[Source records]
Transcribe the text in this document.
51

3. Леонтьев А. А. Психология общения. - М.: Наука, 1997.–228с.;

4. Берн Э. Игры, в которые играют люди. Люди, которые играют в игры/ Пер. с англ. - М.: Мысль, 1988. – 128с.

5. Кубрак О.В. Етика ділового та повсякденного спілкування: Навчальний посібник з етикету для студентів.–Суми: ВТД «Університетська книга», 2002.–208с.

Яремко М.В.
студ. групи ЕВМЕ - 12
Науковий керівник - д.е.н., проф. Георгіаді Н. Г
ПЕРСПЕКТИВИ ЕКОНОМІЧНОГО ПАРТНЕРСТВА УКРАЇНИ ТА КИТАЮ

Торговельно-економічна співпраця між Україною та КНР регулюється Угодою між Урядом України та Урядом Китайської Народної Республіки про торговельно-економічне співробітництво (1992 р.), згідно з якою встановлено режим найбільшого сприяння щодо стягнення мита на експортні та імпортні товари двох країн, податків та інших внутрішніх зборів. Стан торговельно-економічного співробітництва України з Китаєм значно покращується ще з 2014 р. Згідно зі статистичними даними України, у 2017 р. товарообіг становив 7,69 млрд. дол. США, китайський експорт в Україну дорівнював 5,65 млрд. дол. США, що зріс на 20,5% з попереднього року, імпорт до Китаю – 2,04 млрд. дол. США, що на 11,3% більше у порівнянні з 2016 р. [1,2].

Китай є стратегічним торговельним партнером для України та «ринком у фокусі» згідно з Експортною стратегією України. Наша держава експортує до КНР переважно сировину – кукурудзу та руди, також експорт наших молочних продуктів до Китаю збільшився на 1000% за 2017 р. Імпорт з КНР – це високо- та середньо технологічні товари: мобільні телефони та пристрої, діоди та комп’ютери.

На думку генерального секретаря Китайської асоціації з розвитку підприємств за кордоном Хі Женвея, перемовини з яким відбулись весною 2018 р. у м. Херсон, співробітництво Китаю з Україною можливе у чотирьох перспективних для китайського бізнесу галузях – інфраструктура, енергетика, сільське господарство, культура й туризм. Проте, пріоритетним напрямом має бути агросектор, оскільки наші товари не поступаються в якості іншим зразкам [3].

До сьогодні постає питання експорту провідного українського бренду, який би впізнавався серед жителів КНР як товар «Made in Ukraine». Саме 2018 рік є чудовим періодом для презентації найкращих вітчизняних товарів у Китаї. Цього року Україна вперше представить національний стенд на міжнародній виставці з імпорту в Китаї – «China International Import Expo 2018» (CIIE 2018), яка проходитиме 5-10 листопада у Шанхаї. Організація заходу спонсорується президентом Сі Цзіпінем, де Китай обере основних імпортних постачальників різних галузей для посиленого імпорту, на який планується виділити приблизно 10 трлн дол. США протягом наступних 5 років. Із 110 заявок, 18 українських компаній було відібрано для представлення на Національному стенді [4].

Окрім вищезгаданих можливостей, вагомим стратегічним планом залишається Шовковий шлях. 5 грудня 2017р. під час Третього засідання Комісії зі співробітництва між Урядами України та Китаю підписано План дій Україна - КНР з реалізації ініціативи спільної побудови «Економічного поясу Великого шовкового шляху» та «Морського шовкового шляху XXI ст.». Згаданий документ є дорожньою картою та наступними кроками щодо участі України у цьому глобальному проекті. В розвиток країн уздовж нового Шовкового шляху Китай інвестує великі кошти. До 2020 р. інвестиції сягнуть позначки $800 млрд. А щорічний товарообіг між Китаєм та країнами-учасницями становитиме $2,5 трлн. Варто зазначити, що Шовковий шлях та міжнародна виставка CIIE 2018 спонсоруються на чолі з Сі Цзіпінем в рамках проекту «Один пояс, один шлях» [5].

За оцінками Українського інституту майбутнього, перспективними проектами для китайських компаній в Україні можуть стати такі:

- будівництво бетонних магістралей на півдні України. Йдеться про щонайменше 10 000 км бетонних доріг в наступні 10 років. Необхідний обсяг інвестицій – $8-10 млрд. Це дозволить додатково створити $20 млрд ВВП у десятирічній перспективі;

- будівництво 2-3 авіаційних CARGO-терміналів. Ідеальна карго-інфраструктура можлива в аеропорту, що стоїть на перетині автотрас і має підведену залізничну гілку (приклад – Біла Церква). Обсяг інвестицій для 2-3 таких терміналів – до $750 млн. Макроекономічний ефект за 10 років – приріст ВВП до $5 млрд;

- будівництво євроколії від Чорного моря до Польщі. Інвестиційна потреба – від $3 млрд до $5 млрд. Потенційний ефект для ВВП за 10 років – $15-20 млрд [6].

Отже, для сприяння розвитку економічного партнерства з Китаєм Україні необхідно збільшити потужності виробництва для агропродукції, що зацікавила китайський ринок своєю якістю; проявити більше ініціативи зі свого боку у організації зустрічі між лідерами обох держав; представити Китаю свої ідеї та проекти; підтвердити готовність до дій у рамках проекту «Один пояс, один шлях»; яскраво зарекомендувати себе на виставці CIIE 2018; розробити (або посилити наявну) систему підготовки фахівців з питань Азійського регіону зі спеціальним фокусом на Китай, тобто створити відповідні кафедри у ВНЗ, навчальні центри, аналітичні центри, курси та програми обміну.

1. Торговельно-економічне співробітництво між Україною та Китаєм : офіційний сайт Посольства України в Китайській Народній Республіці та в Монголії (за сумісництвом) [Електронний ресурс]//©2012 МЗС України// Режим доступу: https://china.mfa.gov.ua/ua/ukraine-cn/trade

[STATED EXERCISE]
Figure out how many lines of the data above include "економічне", then give the number and nothing more.

[EXERCISE RESPONSE]
2